> CHALLENGE:
Report, as a bare number, how many lines of the material below contain the word "znaczący".

> RECORD EXCERPTS:
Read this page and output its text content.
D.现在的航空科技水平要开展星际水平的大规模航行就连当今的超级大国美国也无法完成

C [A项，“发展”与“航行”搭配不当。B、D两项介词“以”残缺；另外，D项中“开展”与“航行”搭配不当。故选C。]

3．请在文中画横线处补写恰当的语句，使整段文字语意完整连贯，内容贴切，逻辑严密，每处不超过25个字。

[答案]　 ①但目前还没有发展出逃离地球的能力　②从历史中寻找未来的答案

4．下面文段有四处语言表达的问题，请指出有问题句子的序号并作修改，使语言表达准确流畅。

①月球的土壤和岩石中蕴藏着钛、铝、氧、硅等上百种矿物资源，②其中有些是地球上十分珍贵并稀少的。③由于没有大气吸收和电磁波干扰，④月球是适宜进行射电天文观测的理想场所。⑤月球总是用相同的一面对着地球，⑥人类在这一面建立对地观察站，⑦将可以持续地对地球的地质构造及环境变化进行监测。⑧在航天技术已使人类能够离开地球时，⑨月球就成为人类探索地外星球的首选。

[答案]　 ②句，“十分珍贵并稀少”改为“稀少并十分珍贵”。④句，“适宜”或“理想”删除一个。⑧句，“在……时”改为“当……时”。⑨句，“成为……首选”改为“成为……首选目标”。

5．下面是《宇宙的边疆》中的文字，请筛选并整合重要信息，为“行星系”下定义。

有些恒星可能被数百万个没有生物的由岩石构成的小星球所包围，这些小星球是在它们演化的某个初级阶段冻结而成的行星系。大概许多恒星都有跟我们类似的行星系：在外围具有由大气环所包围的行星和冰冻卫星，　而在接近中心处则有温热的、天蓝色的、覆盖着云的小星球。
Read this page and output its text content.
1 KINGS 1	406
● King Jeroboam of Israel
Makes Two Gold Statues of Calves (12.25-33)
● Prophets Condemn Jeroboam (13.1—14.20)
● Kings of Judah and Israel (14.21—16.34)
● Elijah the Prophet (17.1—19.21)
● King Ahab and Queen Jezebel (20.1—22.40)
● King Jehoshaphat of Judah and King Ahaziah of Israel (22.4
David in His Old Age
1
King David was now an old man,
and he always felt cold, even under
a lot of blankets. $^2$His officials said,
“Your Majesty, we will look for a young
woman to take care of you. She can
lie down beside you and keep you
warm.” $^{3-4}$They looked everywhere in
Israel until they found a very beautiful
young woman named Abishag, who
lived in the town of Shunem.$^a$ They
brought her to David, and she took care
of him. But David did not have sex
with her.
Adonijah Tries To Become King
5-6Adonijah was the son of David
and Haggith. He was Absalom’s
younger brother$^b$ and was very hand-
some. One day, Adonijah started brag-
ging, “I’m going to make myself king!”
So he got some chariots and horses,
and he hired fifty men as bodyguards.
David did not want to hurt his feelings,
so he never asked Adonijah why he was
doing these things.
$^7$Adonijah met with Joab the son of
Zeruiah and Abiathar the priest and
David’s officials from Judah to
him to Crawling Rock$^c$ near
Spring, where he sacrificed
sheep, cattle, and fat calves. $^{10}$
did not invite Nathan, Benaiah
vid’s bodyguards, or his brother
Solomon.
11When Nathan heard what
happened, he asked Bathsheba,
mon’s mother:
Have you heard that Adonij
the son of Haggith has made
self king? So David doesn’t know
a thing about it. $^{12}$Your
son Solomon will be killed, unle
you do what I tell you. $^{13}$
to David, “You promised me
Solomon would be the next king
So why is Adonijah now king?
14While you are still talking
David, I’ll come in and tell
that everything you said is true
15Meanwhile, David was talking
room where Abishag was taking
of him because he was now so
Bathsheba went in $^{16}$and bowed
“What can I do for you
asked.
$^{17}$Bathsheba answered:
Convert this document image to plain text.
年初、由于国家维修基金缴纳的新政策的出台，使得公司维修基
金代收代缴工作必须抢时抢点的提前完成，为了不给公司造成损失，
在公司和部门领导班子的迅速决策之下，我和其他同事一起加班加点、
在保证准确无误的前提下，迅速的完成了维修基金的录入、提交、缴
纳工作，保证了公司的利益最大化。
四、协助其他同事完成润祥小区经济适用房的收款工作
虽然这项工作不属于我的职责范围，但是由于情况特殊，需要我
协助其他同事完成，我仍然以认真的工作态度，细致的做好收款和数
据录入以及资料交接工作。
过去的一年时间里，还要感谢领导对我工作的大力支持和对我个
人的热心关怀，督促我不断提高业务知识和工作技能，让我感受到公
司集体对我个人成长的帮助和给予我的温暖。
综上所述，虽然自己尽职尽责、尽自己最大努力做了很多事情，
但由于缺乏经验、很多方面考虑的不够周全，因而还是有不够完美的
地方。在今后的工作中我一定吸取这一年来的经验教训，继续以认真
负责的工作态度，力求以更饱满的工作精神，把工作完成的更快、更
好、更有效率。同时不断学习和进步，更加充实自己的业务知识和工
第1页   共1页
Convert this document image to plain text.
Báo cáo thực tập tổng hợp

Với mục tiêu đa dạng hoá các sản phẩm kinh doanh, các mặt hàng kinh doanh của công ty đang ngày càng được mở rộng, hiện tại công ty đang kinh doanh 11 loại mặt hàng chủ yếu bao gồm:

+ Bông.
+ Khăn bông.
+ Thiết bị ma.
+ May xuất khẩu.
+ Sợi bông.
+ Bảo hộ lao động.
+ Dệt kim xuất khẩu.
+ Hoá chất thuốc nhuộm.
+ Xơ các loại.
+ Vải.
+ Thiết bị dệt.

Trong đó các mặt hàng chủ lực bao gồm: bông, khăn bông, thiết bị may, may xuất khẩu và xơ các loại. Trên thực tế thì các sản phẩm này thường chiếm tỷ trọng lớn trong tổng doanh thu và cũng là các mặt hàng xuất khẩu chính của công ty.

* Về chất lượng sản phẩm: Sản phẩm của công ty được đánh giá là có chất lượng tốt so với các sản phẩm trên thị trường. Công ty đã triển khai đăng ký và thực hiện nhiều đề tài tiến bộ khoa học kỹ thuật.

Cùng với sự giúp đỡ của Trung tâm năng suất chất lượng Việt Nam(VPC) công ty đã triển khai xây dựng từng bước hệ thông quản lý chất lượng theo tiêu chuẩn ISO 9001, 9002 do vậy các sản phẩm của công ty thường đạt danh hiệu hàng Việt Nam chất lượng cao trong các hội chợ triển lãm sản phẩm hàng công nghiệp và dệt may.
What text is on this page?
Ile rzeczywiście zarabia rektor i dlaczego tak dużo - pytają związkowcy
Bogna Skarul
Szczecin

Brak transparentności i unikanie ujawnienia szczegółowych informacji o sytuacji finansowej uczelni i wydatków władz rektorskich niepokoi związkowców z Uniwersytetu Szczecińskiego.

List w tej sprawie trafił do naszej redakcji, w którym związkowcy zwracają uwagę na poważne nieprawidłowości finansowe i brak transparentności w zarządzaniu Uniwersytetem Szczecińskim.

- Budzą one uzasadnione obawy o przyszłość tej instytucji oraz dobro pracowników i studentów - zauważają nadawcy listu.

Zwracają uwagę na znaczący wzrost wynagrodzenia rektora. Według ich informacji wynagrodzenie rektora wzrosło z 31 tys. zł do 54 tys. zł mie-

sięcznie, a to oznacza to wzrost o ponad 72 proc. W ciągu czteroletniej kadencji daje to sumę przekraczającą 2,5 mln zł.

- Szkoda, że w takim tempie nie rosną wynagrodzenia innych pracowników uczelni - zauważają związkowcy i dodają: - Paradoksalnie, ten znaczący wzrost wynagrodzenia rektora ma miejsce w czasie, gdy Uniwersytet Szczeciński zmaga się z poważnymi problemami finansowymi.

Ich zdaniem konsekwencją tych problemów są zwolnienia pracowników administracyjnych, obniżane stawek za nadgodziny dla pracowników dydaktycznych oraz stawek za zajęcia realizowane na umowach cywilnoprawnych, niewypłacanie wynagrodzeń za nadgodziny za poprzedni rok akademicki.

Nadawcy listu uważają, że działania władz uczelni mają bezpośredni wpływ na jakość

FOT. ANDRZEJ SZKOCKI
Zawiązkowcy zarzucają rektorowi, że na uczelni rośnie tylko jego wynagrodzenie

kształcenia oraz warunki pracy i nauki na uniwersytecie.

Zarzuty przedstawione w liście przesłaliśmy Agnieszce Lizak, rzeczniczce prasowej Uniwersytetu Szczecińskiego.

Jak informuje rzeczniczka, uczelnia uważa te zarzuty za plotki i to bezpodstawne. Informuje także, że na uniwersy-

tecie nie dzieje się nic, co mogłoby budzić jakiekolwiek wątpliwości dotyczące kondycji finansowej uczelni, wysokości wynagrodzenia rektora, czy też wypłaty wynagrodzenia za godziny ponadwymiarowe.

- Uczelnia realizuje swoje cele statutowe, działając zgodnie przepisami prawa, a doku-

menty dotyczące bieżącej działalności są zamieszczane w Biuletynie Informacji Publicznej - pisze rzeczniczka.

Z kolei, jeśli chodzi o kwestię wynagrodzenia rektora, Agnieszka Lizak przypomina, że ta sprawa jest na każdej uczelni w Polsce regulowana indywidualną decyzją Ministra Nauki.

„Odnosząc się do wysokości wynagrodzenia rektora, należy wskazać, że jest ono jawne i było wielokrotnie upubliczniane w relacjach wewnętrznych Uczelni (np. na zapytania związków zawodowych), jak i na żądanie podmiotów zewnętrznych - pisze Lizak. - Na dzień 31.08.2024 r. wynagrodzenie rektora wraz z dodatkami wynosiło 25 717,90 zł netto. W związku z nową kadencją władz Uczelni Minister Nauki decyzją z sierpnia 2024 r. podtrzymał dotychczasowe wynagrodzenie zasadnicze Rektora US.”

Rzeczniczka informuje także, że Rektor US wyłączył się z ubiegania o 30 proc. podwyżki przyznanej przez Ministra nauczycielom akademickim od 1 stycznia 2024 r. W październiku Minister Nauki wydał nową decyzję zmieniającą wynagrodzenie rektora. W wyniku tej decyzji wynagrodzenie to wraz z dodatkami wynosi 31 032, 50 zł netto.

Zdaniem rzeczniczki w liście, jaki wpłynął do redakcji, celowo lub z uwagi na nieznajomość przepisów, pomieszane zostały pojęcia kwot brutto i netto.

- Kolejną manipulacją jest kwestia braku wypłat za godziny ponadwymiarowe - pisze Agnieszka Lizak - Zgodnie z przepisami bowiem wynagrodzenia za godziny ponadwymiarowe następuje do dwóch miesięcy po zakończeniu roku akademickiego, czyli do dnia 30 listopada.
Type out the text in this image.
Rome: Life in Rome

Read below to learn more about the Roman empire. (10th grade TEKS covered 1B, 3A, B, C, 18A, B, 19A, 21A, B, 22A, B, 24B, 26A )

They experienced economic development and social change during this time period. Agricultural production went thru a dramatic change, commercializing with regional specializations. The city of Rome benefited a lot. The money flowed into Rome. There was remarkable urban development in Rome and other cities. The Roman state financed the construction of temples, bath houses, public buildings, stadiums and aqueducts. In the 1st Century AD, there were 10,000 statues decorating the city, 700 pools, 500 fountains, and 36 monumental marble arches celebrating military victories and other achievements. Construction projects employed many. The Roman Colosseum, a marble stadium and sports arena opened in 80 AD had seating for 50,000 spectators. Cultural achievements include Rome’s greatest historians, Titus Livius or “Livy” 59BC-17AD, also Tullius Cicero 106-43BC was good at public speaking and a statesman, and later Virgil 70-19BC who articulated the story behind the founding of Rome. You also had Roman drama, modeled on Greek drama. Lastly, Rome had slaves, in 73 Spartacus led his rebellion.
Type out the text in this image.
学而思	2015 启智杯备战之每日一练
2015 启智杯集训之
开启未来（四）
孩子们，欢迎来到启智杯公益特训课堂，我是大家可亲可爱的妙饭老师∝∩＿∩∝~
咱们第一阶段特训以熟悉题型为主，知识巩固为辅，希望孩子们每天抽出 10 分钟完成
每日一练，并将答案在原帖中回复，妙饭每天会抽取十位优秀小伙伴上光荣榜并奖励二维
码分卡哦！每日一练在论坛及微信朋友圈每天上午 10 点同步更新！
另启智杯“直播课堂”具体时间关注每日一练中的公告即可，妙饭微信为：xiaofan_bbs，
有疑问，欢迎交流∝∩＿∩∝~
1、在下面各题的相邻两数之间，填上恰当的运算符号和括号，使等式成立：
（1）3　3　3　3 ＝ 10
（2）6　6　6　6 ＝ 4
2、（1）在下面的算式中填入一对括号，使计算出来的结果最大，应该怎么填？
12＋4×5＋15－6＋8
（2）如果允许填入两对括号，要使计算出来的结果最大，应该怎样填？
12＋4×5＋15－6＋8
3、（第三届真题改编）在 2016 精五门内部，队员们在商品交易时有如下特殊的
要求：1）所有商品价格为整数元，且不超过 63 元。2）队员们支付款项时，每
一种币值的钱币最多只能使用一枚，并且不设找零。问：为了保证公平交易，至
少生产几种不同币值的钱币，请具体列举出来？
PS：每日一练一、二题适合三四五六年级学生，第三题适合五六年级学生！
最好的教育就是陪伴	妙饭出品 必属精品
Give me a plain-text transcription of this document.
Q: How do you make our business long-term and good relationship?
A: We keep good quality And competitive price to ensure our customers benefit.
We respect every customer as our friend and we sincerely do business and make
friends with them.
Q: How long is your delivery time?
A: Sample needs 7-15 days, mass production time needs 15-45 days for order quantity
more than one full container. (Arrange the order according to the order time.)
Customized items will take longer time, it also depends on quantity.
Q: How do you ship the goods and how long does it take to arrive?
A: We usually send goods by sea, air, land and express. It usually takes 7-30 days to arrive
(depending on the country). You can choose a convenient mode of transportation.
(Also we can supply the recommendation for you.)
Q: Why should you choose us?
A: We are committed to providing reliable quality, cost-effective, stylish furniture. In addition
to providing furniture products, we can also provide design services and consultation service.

> SOLVED PROBLEM:
2